Records from a dataset:
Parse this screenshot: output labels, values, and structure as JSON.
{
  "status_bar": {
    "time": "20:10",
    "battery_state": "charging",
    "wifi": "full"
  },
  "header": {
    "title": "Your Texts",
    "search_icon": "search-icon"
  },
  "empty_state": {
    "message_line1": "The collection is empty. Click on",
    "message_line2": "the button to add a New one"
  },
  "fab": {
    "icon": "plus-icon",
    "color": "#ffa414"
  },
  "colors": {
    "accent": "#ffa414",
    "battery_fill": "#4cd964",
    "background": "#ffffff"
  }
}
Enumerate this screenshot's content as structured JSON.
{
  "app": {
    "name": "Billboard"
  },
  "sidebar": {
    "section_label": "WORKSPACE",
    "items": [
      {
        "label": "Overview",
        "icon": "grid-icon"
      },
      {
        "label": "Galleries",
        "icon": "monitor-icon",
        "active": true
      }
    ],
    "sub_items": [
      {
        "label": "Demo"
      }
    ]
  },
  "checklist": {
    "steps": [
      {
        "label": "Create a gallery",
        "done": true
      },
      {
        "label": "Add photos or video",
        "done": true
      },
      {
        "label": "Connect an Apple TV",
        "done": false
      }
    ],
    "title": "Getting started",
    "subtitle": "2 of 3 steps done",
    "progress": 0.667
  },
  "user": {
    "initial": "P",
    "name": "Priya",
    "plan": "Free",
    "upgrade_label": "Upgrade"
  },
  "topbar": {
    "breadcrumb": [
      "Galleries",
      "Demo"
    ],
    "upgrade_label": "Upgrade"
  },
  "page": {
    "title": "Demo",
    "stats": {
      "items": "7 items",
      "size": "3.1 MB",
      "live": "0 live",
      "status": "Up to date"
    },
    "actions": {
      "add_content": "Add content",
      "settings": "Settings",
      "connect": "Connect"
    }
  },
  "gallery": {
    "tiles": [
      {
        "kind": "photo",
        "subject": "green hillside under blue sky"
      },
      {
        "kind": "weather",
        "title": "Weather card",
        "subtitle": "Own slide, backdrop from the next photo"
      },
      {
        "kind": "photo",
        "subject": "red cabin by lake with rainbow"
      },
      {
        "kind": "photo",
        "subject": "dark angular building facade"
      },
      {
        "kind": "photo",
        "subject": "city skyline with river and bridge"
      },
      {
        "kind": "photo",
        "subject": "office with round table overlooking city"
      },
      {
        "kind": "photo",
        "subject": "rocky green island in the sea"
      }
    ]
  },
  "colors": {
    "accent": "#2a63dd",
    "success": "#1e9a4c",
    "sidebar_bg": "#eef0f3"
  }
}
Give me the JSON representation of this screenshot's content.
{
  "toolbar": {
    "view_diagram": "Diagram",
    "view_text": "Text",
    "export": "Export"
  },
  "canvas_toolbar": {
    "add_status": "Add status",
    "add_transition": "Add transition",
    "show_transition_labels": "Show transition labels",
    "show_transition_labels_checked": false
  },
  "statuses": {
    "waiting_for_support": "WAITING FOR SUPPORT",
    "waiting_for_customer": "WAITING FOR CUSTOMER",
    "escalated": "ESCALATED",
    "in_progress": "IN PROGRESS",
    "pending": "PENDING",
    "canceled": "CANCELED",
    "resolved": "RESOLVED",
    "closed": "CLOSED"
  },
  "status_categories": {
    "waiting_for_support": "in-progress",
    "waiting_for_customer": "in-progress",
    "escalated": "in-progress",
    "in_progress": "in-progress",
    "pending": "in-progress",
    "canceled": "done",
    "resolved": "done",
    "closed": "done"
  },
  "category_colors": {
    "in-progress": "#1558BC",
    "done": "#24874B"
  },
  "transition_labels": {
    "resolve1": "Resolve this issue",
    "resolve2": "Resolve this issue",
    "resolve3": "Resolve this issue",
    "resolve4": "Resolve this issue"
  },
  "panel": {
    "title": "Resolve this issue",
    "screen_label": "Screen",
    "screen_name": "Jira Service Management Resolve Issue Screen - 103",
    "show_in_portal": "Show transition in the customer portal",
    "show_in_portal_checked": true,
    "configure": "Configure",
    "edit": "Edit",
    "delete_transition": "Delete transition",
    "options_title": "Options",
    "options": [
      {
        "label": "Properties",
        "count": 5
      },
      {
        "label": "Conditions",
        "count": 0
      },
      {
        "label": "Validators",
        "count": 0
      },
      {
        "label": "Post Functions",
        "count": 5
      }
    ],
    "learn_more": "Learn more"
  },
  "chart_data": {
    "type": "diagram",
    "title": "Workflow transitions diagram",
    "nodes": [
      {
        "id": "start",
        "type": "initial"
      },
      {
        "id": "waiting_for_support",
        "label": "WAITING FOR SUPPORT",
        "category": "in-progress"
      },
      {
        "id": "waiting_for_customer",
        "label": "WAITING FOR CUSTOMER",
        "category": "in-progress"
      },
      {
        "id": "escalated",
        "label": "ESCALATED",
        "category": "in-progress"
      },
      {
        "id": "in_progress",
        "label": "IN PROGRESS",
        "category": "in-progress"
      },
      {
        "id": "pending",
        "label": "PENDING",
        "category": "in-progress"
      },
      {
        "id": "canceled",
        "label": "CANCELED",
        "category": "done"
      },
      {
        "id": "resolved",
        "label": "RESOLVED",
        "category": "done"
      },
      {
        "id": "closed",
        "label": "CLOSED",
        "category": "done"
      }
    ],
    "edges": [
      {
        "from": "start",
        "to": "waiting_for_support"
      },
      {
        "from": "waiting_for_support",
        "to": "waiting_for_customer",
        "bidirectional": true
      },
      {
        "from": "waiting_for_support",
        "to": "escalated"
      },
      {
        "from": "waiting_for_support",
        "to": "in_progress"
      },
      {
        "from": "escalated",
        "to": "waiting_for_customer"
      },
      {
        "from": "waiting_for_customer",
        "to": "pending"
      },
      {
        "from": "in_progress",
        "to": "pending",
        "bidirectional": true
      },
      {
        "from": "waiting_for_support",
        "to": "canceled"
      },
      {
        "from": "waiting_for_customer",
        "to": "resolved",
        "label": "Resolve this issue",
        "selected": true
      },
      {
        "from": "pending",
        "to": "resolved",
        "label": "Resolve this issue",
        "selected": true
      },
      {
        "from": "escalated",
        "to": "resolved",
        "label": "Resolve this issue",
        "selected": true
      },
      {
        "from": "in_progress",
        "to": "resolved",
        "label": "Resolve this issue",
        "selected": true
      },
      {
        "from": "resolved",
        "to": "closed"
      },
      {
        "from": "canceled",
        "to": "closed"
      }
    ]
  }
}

* _Your goal_
Go through the entries above and count the lines containing the word "subject"; give only that count.

* _Answer to the task_
6